DIRECTIONS
Print each line of the listing once more, precisely as given.

— Start INFORMATION GIVEN —

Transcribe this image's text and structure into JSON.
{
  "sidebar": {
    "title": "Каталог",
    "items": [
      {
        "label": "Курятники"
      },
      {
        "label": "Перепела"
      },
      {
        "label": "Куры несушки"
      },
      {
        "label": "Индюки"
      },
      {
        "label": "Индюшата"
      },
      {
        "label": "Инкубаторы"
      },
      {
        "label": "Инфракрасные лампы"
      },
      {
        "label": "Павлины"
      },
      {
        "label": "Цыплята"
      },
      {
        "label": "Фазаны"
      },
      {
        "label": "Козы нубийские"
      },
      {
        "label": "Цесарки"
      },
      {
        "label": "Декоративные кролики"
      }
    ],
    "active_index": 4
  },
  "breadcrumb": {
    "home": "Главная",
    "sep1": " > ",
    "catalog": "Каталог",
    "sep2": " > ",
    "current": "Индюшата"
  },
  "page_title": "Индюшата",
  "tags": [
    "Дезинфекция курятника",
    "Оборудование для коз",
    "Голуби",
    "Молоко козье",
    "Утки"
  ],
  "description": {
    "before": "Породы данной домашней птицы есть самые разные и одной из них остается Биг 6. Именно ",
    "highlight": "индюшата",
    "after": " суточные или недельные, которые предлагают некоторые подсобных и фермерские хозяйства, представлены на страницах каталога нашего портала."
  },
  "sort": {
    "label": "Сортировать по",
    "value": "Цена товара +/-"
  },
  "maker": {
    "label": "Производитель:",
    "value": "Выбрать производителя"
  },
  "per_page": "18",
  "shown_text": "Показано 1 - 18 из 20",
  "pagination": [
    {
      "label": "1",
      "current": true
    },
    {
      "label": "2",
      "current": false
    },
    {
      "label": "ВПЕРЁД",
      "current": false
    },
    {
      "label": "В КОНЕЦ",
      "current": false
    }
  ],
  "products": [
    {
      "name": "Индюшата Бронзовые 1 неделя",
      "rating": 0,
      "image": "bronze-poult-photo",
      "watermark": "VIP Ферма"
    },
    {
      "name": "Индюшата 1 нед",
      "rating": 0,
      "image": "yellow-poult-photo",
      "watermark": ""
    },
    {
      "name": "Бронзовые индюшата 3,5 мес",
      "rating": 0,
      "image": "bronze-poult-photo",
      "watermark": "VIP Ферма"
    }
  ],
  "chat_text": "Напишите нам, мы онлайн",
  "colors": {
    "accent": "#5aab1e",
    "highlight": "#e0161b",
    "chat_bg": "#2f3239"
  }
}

— End INFORMATION GIVEN —

REPLY TO THE EXERCISE
Transcribe this image's text and structure into JSON.
{
  "sidebar": {
    "title": "Каталог",
    "items": [
      {
        "label": "Курятники"
      },
      {
        "label": "Перепела"
      },
      {
        "label": "Куры несушки"
      },
      {
        "label": "Индюки"
      },
      {
        "label": "Индюшата"
      },
      {
        "label": "Инкубаторы"
      },
      {
        "label": "Инфракрасные лампы"
      },
      {
        "label": "Павлины"
      },
      {
        "label": "Цыплята"
      },
      {
        "label": "Фазаны"
      },
      {
        "label": "Козы нубийские"
      },
      {
        "label": "Цесарки"
      },
      {
        "label": "Декоративные кролики"
      }
    ],
    "active_index": 4
  },
  "breadcrumb": {
    "home": "Главная",
    "sep1": " > ",
    "catalog": "Каталог",
    "sep2": " > ",
    "current": "Индюшата"
  },
  "page_title": "Индюшата",
  "tags": [
    "Дезинфекция курятника",
    "Оборудование для коз",
    "Голуби",
    "Молоко козье",
    "Утки"
  ],
  "description": {
    "before": "Породы данной домашней птицы есть самые разные и одной из них остается Биг 6. Именно ",
    "highlight": "индюшата",
    "after": " суточные или недельные, которые предлагают некоторые подсобных и фермерские хозяйства, представлены на страницах каталога нашего портала."
  },
  "sort": {
    "label": "Сортировать по",
    "value": "Цена товара +/-"
  },
  "maker": {
    "label": "Производитель:",
    "value": "Выбрать производителя"
  },
  "per_page": "18",
  "shown_text": "Показано 1 - 18 из 20",
  "pagination": [
    {
      "label": "1",
      "current": true
    },
    {
      "label": "2",
      "current": false
    },
    {
      "label": "ВПЕРЁД",
      "current": false
    },
    {
      "label": "В КОНЕЦ",
      "current": false
    }
  ],
  "products": [
    {
      "name": "Индюшата Бронзовые 1 неделя",
      "rating": 0,
      "image": "bronze-poult-photo",
      "watermark": "VIP Ферма"
    },
    {
      "name": "Индюшата 1 нед",
      "rating": 0,
      "image": "yellow-poult-photo",
      "watermark": ""
    },
    {
      "name": "Бронзовые индюшата 3,5 мес",
      "rating": 0,
      "image": "bronze-poult-photo",
      "watermark": "VIP Ферма"
    }
  ],
  "chat_text": "Напишите нам, мы онлайн",
  "colors": {
    "accent": "#5aab1e",
    "highlight": "#e0161b",
    "chat_bg": "#2f3239"
  }
}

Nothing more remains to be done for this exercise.